Every line below must be reproduced exactly. Copy them all.

——————————

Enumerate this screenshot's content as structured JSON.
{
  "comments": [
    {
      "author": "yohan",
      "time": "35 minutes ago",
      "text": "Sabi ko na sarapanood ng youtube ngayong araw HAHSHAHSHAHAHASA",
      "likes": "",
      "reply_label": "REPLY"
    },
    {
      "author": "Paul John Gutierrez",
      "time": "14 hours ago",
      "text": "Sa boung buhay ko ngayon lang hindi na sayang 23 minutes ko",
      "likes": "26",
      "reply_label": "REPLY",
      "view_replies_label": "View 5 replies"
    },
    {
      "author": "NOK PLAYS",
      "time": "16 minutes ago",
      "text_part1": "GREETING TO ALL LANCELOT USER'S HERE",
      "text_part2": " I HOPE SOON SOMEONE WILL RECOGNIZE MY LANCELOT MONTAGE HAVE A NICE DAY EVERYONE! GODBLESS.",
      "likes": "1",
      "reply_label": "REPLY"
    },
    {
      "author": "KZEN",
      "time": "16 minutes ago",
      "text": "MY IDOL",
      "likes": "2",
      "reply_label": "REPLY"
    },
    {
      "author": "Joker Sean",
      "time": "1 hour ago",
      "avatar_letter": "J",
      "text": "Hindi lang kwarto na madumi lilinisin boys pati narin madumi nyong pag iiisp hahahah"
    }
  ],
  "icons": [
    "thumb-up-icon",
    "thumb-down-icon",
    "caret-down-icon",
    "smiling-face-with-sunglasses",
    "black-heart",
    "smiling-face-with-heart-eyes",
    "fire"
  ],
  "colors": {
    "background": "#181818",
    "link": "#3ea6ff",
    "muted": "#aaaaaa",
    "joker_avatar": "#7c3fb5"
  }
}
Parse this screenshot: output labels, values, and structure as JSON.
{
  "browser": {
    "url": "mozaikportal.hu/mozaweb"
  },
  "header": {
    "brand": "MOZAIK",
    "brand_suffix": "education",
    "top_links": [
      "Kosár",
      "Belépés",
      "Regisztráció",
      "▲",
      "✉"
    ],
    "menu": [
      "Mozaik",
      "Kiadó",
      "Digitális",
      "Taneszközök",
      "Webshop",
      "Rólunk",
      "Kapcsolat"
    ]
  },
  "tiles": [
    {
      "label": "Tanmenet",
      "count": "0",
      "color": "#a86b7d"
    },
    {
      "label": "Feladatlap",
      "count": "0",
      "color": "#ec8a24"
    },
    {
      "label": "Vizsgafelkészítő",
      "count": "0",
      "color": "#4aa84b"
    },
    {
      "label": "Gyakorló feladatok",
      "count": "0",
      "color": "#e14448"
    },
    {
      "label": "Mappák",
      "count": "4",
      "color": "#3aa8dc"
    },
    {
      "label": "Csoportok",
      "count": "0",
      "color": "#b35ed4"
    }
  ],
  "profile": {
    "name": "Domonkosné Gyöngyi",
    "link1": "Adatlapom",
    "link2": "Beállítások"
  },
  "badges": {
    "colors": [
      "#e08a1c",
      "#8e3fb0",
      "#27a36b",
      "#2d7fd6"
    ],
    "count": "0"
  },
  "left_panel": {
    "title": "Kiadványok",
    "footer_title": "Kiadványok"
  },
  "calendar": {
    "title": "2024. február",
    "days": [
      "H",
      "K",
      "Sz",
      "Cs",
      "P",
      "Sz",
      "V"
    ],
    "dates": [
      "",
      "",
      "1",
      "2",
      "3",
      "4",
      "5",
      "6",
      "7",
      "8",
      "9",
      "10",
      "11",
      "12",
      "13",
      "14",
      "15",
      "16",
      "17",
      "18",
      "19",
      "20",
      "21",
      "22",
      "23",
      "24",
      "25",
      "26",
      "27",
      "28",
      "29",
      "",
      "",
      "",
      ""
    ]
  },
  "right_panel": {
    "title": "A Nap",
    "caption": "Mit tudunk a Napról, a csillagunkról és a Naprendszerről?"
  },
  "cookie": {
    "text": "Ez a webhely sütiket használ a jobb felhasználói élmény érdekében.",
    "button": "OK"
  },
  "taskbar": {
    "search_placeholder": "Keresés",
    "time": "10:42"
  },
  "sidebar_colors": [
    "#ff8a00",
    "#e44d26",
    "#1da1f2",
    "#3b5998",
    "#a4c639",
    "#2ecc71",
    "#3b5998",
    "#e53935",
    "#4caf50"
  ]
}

——————————

*Answer to this task*
Enumerate this screenshot's content as structured JSON.
{
  "comments": [
    {
      "author": "yohan",
      "time": "35 minutes ago",
      "text": "Sabi ko na sarapanood ng youtube ngayong araw HAHSHAHSHAHAHASA",
      "likes": "",
      "reply_label": "REPLY"
    },
    {
      "author": "Paul John Gutierrez",
      "time": "14 hours ago",
      "text": "Sa boung buhay ko ngayon lang hindi na sayang 23 minutes ko",
      "likes": "26",
      "reply_label": "REPLY",
      "view_replies_label": "View 5 replies"
    },
    {
      "author": "NOK PLAYS",
      "time": "16 minutes ago",
      "text_part1": "GREETING TO ALL LANCELOT USER'S HERE",
      "text_part2": " I HOPE SOON SOMEONE WILL RECOGNIZE MY LANCELOT MONTAGE HAVE A NICE DAY EVERYONE! GODBLESS.",
      "likes": "1",
      "reply_label": "REPLY"
    },
    {
      "author": "KZEN",
      "time": "16 minutes ago",
      "text": "MY IDOL",
      "likes": "2",
      "reply_label": "REPLY"
    },
    {
      "author": "Joker Sean",
      "time": "1 hour ago",
      "avatar_letter": "J",
      "text": "Hindi lang kwarto na madumi lilinisin boys pati narin madumi nyong pag iiisp hahahah"
    }
  ],
  "icons": [
    "thumb-up-icon",
    "thumb-down-icon",
    "caret-down-icon",
    "smiling-face-with-sunglasses",
    "black-heart",
    "smiling-face-with-heart-eyes",
    "fire"
  ],
  "colors": {
    "background": "#181818",
    "link": "#3ea6ff",
    "muted": "#aaaaaa",
    "joker_avatar": "#7c3fb5"
  }
}
Parse this screenshot: output labels, values, and structure as JSON.
{
  "browser": {
    "url": "mozaikportal.hu/mozaweb"
  },
  "header": {
    "brand": "MOZAIK",
    "brand_suffix": "education",
    "top_links": [
      "Kosár",
      "Belépés",
      "Regisztráció",
      "▲",
      "✉"
    ],
    "menu": [
      "Mozaik",
      "Kiadó",
      "Digitális",
      "Taneszközök",
      "Webshop",
      "Rólunk",
      "Kapcsolat"
    ]
  },
  "tiles": [
    {
      "label": "Tanmenet",
      "count": "0",
      "color": "#a86b7d"
    },
    {
      "label": "Feladatlap",
      "count": "0",
      "color": "#ec8a24"
    },
    {
      "label": "Vizsgafelkészítő",
      "count": "0",
      "color": "#4aa84b"
    },
    {
      "label": "Gyakorló feladatok",
      "count": "0",
      "color": "#e14448"
    },
    {
      "label": "Mappák",
      "count": "4",
      "color": "#3aa8dc"
    },
    {
      "label": "Csoportok",
      "count": "0",
      "color": "#b35ed4"
    }
  ],
  "profile": {
    "name": "Domonkosné Gyöngyi",
    "link1": "Adatlapom",
    "link2": "Beállítások"
  },
  "badges": {
    "colors": [
      "#e08a1c",
      "#8e3fb0",
      "#27a36b",
      "#2d7fd6"
    ],
    "count": "0"
  },
  "left_panel": {
    "title": "Kiadványok",
    "footer_title": "Kiadványok"
  },
  "calendar": {
    "title": "2024. február",
    "days": [
      "H",
      "K",
      "Sz",
      "Cs",
      "P",
      "Sz",
      "V"
    ],
    "dates": [
      "",
      "",
      "1",
      "2",
      "3",
      "4",
      "5",
      "6",
      "7",
      "8",
      "9",
      "10",
      "11",
      "12",
      "13",
      "14",
      "15",
      "16",
      "17",
      "18",
      "19",
      "20",
      "21",
      "22",
      "23",
      "24",
      "25",
      "26",
      "27",
      "28",
      "29",
      "",
      "",
      "",
      ""
    ]
  },
  "right_panel": {
    "title": "A Nap",
    "caption": "Mit tudunk a Napról, a csillagunkról és a Naprendszerről?"
  },
  "cookie": {
    "text": "Ez a webhely sütiket használ a jobb felhasználói élmény érdekében.",
    "button": "OK"
  },
  "taskbar": {
    "search_placeholder": "Keresés",
    "time": "10:42"
  },
  "sidebar_colors": [
    "#ff8a00",
    "#e44d26",
    "#1da1f2",
    "#3b5998",
    "#a4c639",
    "#2ecc71",
    "#3b5998",
    "#e53935",
    "#4caf50"
  ]
}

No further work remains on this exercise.